● **DATA IN THIS EXERCISE**
* * *

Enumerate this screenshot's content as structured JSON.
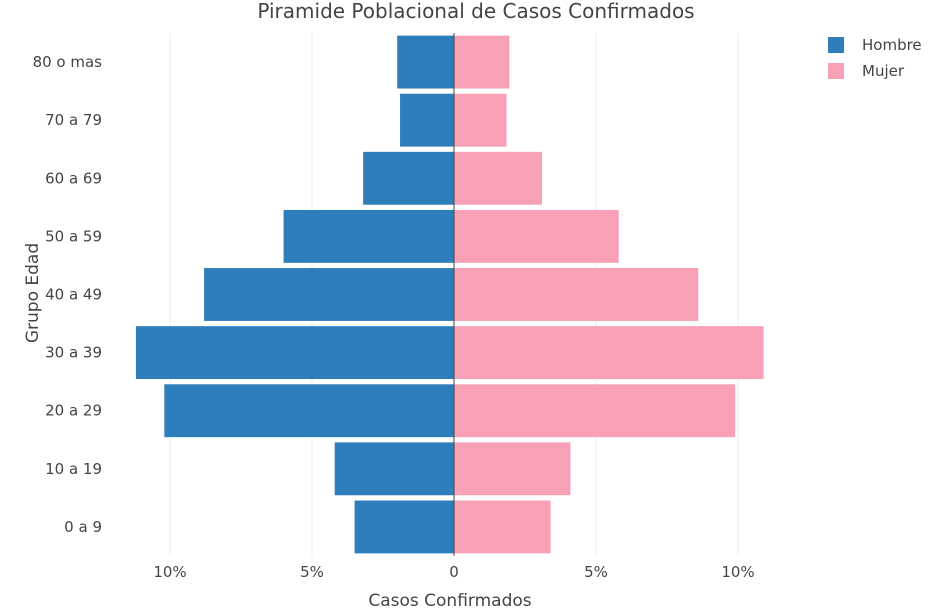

* * *

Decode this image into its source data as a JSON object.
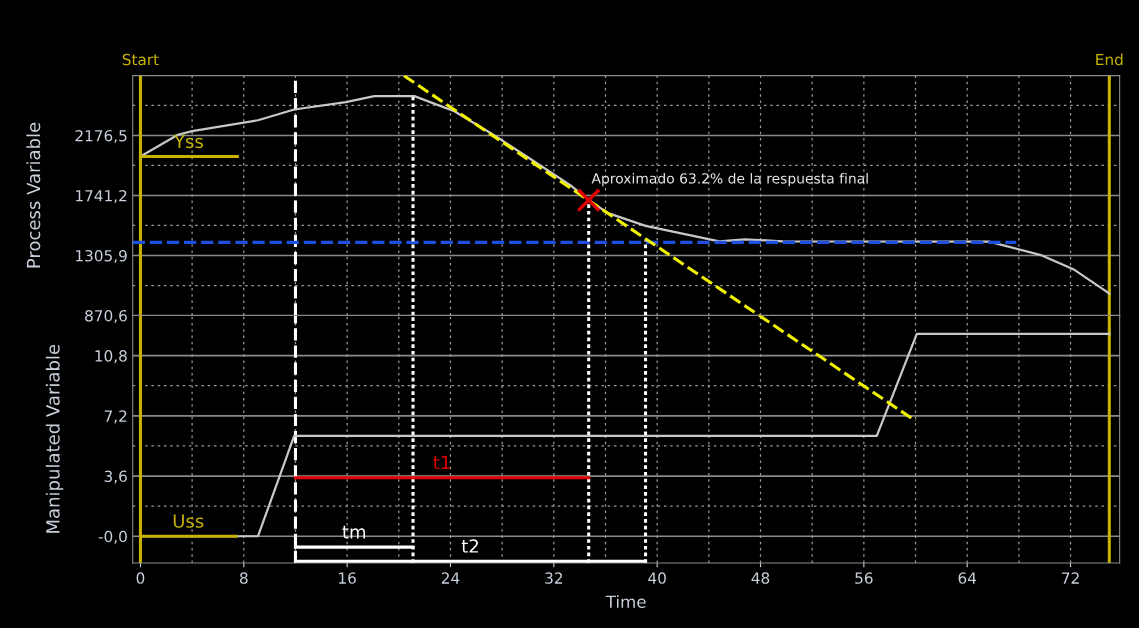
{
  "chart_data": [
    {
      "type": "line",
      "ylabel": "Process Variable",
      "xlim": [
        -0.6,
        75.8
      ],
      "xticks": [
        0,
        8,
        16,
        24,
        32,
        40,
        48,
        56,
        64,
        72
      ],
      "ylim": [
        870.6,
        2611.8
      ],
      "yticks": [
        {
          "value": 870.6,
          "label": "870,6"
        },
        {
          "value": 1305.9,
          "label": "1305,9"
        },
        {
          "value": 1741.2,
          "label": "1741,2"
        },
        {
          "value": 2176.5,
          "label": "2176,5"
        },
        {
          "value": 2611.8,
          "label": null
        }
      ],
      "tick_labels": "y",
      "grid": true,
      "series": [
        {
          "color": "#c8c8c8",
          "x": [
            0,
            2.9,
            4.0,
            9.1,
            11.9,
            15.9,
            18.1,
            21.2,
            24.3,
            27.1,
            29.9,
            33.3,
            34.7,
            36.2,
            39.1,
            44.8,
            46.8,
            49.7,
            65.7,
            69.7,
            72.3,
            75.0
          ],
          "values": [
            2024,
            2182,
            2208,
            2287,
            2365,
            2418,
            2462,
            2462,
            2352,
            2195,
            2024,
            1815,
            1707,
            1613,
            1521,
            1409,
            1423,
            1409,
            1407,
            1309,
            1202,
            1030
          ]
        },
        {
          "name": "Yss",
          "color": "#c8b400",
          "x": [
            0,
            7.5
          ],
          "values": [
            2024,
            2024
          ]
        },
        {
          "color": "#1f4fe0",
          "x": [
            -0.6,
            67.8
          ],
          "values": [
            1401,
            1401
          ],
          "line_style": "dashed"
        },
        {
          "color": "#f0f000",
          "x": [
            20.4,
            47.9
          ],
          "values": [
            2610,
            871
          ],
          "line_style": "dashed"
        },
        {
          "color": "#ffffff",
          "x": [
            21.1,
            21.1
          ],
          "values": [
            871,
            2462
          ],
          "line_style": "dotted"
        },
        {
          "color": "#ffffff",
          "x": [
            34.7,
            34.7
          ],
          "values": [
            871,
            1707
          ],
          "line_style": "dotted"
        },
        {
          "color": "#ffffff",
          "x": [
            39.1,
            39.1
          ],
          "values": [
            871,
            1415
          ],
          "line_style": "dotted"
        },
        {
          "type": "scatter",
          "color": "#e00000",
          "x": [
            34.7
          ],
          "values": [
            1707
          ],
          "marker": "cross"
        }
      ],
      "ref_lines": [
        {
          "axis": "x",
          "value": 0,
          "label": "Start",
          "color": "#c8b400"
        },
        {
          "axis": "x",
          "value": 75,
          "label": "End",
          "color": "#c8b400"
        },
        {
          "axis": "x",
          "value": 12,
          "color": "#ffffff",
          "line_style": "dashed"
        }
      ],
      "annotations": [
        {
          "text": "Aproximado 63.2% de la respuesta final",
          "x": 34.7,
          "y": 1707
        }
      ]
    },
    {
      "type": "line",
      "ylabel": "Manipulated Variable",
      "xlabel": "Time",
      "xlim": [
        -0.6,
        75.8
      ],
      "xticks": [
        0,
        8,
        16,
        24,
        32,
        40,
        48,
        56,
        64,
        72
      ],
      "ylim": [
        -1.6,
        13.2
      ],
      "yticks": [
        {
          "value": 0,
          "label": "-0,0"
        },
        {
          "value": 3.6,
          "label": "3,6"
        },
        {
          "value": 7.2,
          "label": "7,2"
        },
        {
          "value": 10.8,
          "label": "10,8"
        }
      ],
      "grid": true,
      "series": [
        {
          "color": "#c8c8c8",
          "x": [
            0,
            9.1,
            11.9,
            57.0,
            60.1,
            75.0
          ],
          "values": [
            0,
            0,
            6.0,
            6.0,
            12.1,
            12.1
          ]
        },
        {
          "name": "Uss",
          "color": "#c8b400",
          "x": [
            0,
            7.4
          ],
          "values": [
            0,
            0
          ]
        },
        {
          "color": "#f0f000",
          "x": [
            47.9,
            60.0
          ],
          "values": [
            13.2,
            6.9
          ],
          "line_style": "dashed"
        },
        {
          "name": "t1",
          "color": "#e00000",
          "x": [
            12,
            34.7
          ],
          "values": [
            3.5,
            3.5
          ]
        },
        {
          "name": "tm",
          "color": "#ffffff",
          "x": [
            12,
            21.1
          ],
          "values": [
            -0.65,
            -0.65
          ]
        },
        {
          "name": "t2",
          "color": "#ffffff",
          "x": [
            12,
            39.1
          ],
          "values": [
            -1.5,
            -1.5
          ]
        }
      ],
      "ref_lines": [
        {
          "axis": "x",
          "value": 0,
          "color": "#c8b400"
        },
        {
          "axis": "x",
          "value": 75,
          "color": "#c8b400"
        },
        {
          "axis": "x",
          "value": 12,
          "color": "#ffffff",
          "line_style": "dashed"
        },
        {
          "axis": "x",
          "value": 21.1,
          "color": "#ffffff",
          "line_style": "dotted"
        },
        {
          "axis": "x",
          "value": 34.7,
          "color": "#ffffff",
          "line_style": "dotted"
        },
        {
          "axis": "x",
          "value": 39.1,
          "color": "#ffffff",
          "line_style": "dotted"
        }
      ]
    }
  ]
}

* * *

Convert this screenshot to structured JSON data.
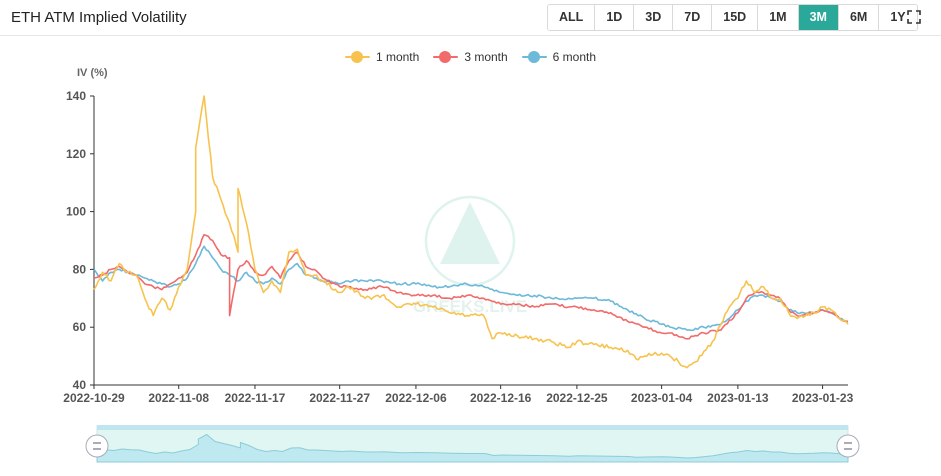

* * *

● **SET EXERCISE**
Search the data for the string "structured" and copy each line where it appears.

● **COMPLETED TASK**
Enumerate this screenshot's content as structured JSON.
Convert this screenshot to structured JSON data.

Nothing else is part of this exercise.